What you need to do
Write each record again exactly as it stands.

### Data shown

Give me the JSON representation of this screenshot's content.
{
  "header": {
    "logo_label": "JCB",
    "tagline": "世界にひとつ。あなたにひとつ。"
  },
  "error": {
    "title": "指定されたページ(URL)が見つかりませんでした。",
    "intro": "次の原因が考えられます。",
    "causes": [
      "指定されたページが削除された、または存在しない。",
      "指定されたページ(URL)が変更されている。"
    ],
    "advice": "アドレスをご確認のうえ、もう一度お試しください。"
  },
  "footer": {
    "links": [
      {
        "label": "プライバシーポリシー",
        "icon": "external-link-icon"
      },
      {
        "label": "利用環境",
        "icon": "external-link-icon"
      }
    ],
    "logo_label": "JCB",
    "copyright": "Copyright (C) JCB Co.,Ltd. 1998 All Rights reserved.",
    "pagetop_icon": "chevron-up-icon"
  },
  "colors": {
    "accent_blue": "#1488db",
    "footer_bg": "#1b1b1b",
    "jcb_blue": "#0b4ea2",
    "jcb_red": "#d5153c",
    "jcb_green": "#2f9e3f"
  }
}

######

Answer for the task
Give me the JSON representation of this screenshot's content.
{
  "header": {
    "logo_label": "JCB",
    "tagline": "世界にひとつ。あなたにひとつ。"
  },
  "error": {
    "title": "指定されたページ(URL)が見つかりませんでした。",
    "intro": "次の原因が考えられます。",
    "causes": [
      "指定されたページが削除された、または存在しない。",
      "指定されたページ(URL)が変更されている。"
    ],
    "advice": "アドレスをご確認のうえ、もう一度お試しください。"
  },
  "footer": {
    "links": [
      {
        "label": "プライバシーポリシー",
        "icon": "external-link-icon"
      },
      {
        "label": "利用環境",
        "icon": "external-link-icon"
      }
    ],
    "logo_label": "JCB",
    "copyright": "Copyright (C) JCB Co.,Ltd. 1998 All Rights reserved.",
    "pagetop_icon": "chevron-up-icon"
  },
  "colors": {
    "accent_blue": "#1488db",
    "footer_bg": "#1b1b1b",
    "jcb_blue": "#0b4ea2",
    "jcb_red": "#d5153c",
    "jcb_green": "#2f9e3f"
  }
}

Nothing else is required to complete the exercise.